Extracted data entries
(begin)
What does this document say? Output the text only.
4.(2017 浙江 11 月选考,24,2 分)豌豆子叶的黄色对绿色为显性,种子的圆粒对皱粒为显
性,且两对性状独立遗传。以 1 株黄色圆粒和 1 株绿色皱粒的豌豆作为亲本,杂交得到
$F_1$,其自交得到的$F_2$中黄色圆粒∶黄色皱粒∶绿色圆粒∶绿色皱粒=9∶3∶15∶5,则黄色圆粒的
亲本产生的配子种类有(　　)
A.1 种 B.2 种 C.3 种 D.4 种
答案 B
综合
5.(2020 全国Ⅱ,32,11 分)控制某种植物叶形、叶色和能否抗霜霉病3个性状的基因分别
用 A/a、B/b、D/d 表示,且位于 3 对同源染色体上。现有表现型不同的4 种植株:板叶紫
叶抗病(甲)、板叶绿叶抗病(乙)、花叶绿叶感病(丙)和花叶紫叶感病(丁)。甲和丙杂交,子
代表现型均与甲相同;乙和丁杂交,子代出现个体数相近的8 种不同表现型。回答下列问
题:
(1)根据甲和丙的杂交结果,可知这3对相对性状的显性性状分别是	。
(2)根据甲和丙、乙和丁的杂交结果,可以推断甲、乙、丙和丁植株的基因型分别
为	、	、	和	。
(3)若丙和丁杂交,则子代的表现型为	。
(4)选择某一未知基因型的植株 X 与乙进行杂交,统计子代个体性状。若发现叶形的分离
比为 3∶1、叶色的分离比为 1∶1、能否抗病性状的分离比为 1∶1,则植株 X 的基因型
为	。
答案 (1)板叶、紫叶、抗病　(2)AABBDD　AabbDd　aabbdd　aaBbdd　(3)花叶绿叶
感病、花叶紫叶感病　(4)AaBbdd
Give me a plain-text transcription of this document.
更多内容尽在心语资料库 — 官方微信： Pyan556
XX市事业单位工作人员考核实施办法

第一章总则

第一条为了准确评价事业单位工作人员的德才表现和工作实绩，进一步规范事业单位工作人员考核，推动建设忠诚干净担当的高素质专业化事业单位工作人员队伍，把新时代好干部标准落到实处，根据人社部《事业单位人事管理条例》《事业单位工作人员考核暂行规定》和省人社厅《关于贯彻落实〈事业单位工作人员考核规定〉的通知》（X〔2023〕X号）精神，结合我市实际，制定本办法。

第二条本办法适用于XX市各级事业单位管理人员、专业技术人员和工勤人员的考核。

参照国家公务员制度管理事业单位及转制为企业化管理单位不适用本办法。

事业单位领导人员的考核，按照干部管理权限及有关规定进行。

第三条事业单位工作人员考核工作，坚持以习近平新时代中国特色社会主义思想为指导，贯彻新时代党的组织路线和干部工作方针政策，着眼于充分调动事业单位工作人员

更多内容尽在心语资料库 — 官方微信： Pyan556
(end)
What needs to be done – Your task is to output all of the data above word for word.

Full answer –
What does this document say? Output the text only.
4.(2017 浙江 11 月选考,24,2 分)豌豆子叶的黄色对绿色为显性,种子的圆粒对皱粒为显
性,且两对性状独立遗传。以 1 株黄色圆粒和 1 株绿色皱粒的豌豆作为亲本,杂交得到
$F_1$,其自交得到的$F_2$中黄色圆粒∶黄色皱粒∶绿色圆粒∶绿色皱粒=9∶3∶15∶5,则黄色圆粒的
亲本产生的配子种类有(　　)
A.1 种 B.2 种 C.3 种 D.4 种
答案 B
综合
5.(2020 全国Ⅱ,32,11 分)控制某种植物叶形、叶色和能否抗霜霉病3个性状的基因分别
用 A/a、B/b、D/d 表示,且位于 3 对同源染色体上。现有表现型不同的4 种植株:板叶紫
叶抗病(甲)、板叶绿叶抗病(乙)、花叶绿叶感病(丙)和花叶紫叶感病(丁)。甲和丙杂交,子
代表现型均与甲相同;乙和丁杂交,子代出现个体数相近的8 种不同表现型。回答下列问
题:
(1)根据甲和丙的杂交结果,可知这3对相对性状的显性性状分别是	。
(2)根据甲和丙、乙和丁的杂交结果,可以推断甲、乙、丙和丁植株的基因型分别
为	、	、	和	。
(3)若丙和丁杂交,则子代的表现型为	。
(4)选择某一未知基因型的植株 X 与乙进行杂交,统计子代个体性状。若发现叶形的分离
比为 3∶1、叶色的分离比为 1∶1、能否抗病性状的分离比为 1∶1,则植株 X 的基因型
为	。
答案 (1)板叶、紫叶、抗病　(2)AABBDD　AabbDd　aabbdd　aaBbdd　(3)花叶绿叶
感病、花叶紫叶感病　(4)AaBbdd
Give me a plain-text transcription of this document.
更多内容尽在心语资料库 — 官方微信： Pyan556
XX市事业单位工作人员考核实施办法

第一章总则

第一条为了准确评价事业单位工作人员的德才表现和工作实绩，进一步规范事业单位工作人员考核，推动建设忠诚干净担当的高素质专业化事业单位工作人员队伍，把新时代好干部标准落到实处，根据人社部《事业单位人事管理条例》《事业单位工作人员考核暂行规定》和省人社厅《关于贯彻落实〈事业单位工作人员考核规定〉的通知》（X〔2023〕X号）精神，结合我市实际，制定本办法。

第二条本办法适用于XX市各级事业单位管理人员、专业技术人员和工勤人员的考核。

参照国家公务员制度管理事业单位及转制为企业化管理单位不适用本办法。

事业单位领导人员的考核，按照干部管理权限及有关规定进行。

第三条事业单位工作人员考核工作，坚持以习近平新时代中国特色社会主义思想为指导，贯彻新时代党的组织路线和干部工作方针政策，着眼于充分调动事业单位工作人员

更多内容尽在心语资料库 — 官方微信： Pyan556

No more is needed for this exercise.